EXERCISE INSTRUCTIONS – Count lines, not occurrences: give the number of lines holding the word "CABLE", and nothing besides.

DATASET EXTRACT –
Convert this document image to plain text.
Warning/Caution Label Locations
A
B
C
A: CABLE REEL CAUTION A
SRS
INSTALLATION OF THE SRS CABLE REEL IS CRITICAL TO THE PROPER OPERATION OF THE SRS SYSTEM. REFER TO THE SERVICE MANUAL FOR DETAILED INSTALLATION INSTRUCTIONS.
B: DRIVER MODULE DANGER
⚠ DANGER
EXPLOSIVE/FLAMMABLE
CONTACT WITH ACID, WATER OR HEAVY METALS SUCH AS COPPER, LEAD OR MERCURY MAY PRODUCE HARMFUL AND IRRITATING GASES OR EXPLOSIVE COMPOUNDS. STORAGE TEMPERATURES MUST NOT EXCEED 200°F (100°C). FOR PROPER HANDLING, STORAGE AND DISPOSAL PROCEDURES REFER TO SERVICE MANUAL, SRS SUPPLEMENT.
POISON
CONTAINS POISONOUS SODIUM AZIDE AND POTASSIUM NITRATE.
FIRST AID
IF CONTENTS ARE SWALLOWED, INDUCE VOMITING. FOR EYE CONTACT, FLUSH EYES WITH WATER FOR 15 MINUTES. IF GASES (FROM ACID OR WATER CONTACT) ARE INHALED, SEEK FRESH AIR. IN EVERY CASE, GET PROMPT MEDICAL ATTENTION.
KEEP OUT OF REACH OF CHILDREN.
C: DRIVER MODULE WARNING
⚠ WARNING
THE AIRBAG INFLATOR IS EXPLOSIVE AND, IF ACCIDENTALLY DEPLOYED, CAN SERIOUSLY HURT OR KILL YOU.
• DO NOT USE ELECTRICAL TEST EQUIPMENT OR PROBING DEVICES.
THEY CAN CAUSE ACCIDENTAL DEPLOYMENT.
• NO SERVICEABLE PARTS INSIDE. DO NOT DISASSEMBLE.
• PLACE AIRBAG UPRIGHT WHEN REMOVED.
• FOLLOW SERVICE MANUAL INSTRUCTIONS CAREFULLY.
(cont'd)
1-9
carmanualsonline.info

WRITTEN SOLUTION – 2